» Your task
Every entry below should be transcribed exactly; pictures stay out of the copy.

» Material for this exercise
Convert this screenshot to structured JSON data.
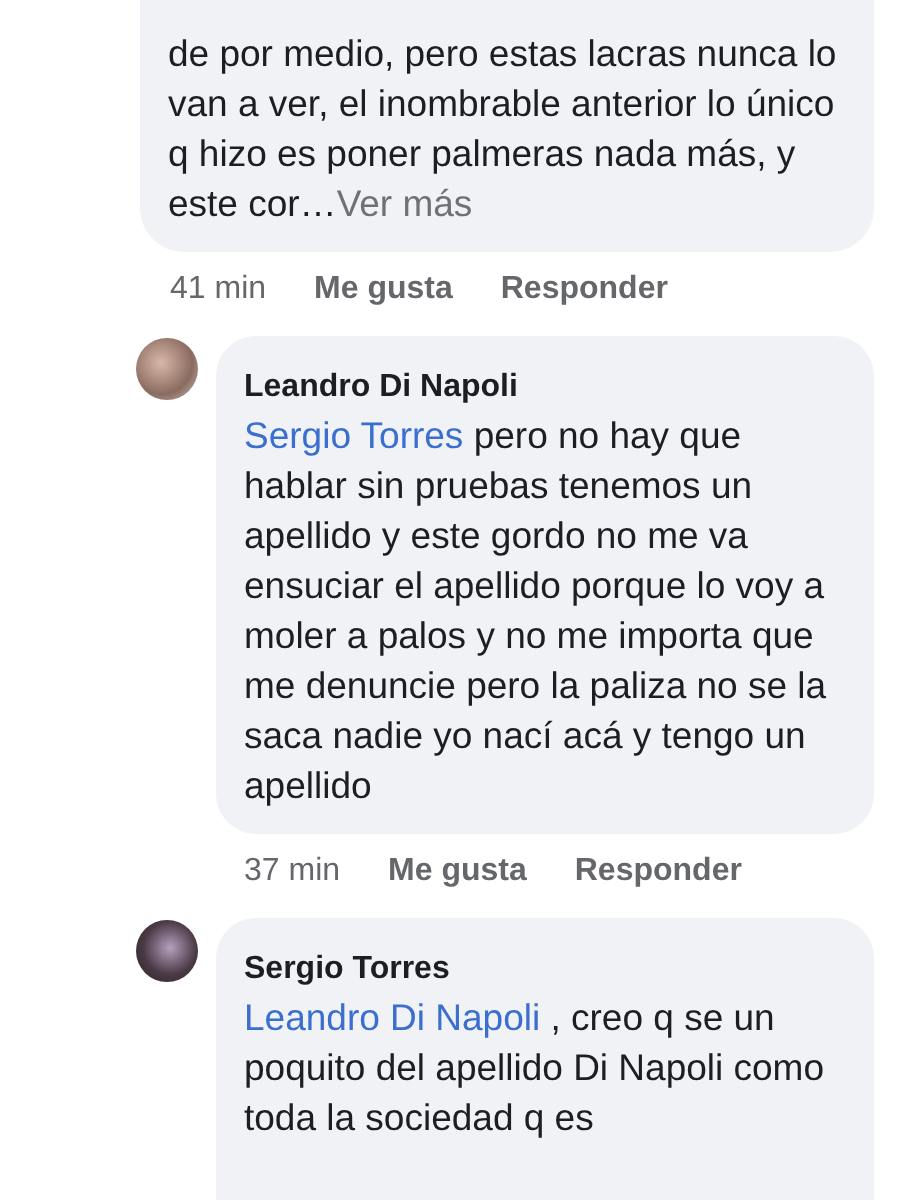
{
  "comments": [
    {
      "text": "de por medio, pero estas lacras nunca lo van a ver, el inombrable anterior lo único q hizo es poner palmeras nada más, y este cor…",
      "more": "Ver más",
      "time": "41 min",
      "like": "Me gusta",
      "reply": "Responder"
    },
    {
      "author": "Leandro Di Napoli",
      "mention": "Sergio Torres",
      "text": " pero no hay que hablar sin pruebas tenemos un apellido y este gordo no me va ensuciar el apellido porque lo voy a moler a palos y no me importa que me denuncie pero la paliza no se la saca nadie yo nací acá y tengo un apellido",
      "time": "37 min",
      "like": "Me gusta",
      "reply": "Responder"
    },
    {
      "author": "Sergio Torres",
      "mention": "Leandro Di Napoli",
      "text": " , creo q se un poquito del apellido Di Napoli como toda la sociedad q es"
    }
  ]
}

» Answer for this exercise
Convert this screenshot to structured JSON data.
{
  "comments": [
    {
      "text": "de por medio, pero estas lacras nunca lo van a ver, el inombrable anterior lo único q hizo es poner palmeras nada más, y este cor…",
      "more": "Ver más",
      "time": "41 min",
      "like": "Me gusta",
      "reply": "Responder"
    },
    {
      "author": "Leandro Di Napoli",
      "mention": "Sergio Torres",
      "text": " pero no hay que hablar sin pruebas tenemos un apellido y este gordo no me va ensuciar el apellido porque lo voy a moler a palos y no me importa que me denuncie pero la paliza no se la saca nadie yo nací acá y tengo un apellido",
      "time": "37 min",
      "like": "Me gusta",
      "reply": "Responder"
    },
    {
      "author": "Sergio Torres",
      "mention": "Leandro Di Napoli",
      "text": " , creo q se un poquito del apellido Di Napoli como toda la sociedad q es"
    }
  ]
}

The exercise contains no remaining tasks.